*EXCERPTED TEXT*
** begin **
Philosophy of Religion

WESTPHAL: IMPLICATIONS


Basic Breakdown of the article:

  • shift from philosophical theology to philosophy of religion, away from God -> religion -> Hegel’s discomfort with this
  • Pre-Kantian ethics: two forms of philosophical theology -> scholastic & deistic (establish God from reason)
  • Enlightenment -> new moral religion -> consequence on knowledge and the church
  • deist project: 1. focus on knowledge and reason, 2. religious tolerance, 3. rejection of power and authority of the church
  • Post-Kantian reconstruction of the deist project: Kant
  • Schleiermacher: not a deist, God is everything -> pantheism
  • Hegel: unconvinced by Schleiermacher and Kant, defends and develops metaphysics
  • Hume and the Hermeneutics of Suspicion: Hume - motives behind religious beliefs
  • Marx and Nietzsche
  • Kierkegaard (christian philosopher) attacked christian society.
** end **
*DATA PROVIDED*
** begin **
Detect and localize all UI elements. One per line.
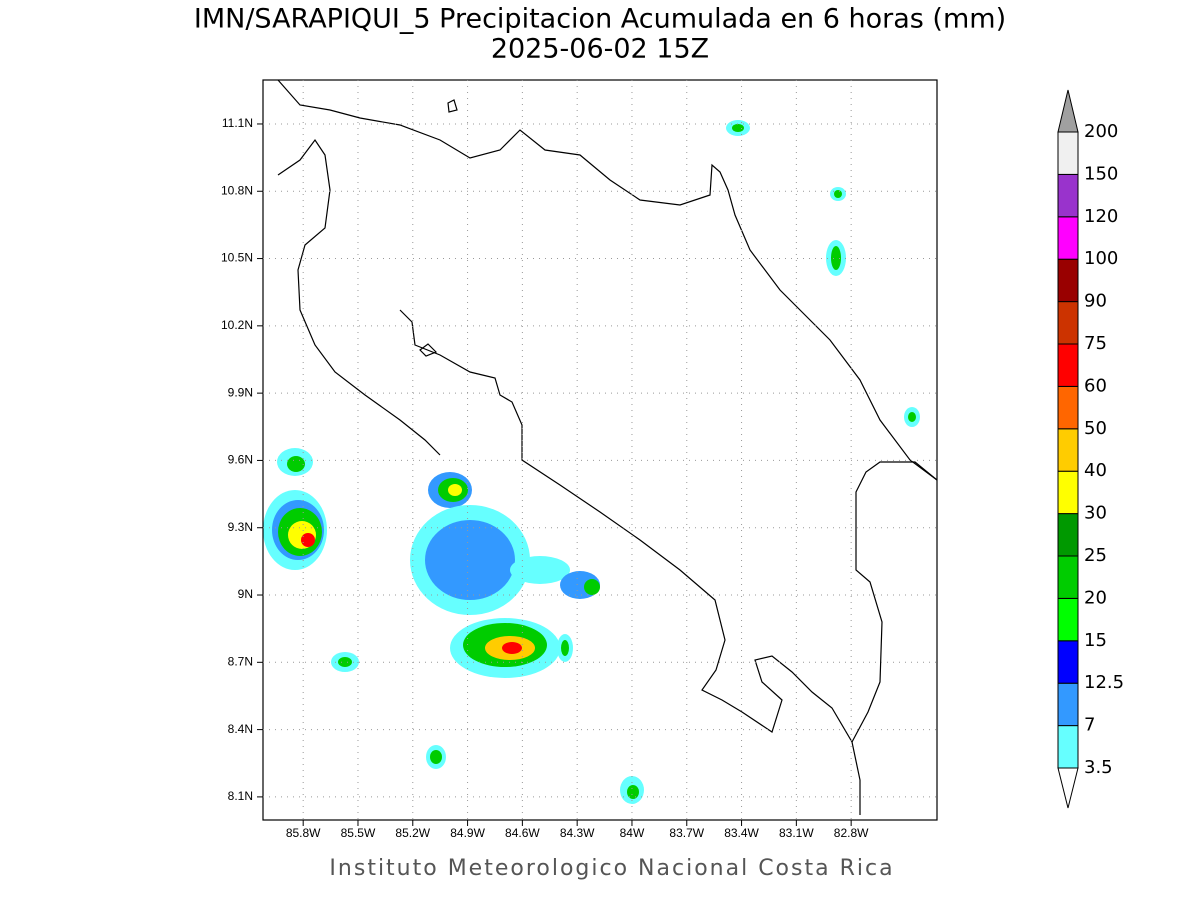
** end **
** begin **
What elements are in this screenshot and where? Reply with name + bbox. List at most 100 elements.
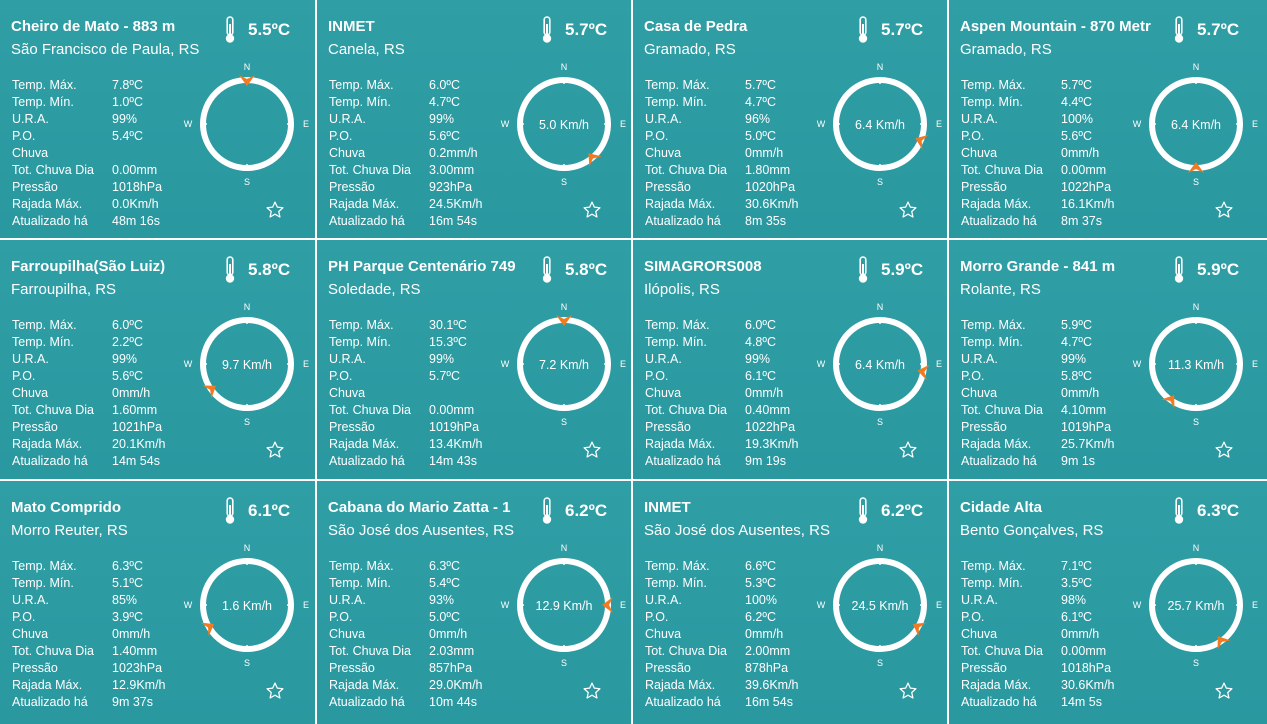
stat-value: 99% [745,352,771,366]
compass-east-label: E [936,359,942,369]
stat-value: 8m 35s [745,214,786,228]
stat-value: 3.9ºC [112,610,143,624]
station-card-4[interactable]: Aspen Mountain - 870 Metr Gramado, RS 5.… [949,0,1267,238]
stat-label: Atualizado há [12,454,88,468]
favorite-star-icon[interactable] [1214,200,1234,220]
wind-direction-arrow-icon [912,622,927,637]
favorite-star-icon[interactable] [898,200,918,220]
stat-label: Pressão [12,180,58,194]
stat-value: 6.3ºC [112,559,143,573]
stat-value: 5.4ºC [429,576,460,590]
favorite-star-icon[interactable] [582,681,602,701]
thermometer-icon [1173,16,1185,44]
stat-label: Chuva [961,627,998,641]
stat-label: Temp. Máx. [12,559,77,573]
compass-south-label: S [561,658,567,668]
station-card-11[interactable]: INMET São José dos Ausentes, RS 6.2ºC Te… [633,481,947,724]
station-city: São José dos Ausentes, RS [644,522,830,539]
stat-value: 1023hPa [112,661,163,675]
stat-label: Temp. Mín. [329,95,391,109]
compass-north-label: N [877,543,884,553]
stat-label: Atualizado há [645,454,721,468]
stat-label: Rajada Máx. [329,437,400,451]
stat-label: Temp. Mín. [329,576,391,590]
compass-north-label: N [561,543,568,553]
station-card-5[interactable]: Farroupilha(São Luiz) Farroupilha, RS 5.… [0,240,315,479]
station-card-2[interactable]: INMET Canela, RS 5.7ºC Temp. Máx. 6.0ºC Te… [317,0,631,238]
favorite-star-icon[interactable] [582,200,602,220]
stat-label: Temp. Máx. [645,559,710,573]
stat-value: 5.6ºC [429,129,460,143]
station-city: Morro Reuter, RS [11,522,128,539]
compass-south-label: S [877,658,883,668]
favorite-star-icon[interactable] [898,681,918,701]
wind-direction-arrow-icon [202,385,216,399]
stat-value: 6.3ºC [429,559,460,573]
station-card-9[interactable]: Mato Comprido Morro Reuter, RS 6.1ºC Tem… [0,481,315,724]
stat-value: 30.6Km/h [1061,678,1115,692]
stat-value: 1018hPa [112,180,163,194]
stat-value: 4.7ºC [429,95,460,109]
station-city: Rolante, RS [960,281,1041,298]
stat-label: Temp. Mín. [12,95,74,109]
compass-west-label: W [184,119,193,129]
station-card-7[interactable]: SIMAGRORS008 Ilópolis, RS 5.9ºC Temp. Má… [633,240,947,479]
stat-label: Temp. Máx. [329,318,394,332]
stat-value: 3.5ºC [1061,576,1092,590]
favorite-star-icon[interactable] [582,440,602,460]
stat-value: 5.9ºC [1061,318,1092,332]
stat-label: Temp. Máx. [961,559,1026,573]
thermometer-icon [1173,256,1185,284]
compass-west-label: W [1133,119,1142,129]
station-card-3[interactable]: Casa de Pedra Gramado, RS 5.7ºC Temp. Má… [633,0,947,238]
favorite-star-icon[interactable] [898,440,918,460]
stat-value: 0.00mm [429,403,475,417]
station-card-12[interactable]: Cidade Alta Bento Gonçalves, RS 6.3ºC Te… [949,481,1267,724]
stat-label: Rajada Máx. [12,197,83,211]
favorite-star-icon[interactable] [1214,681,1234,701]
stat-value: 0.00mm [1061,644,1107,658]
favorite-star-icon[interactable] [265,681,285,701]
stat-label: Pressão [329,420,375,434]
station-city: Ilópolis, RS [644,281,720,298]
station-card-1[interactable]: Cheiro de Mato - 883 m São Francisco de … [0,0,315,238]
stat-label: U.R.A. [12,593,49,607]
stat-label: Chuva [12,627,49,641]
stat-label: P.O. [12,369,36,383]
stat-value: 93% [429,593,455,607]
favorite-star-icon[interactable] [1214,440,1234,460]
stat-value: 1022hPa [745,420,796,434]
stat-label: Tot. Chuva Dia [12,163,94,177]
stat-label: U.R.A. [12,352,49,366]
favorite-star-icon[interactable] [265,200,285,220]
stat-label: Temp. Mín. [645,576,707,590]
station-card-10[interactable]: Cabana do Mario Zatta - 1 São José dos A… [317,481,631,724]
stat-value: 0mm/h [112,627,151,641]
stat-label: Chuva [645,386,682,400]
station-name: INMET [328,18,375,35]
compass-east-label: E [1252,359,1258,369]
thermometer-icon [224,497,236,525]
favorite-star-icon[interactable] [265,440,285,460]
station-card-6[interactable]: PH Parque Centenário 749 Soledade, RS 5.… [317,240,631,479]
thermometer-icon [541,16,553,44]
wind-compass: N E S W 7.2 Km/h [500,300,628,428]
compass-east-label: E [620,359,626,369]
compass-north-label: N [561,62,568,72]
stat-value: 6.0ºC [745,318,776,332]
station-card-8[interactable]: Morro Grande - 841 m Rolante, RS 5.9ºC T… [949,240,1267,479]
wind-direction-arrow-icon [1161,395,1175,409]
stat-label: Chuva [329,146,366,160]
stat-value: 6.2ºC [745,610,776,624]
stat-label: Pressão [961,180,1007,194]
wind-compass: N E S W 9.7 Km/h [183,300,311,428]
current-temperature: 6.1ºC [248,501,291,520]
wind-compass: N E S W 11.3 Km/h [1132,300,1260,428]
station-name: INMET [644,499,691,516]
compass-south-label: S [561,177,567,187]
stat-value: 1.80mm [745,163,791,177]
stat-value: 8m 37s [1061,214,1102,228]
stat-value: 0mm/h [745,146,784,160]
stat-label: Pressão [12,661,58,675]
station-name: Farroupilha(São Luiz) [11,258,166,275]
** end **
*WORK REQUIRED*
In the philosophy of religion notes, list the points the text numbers as parts of the deist project. The records have no connection to the text.

*SOLUTION FOR THIS EXERCISE*
1. Focus on knowledge and reason
2. Religious tolerance
3. Rejection of power and authority of the church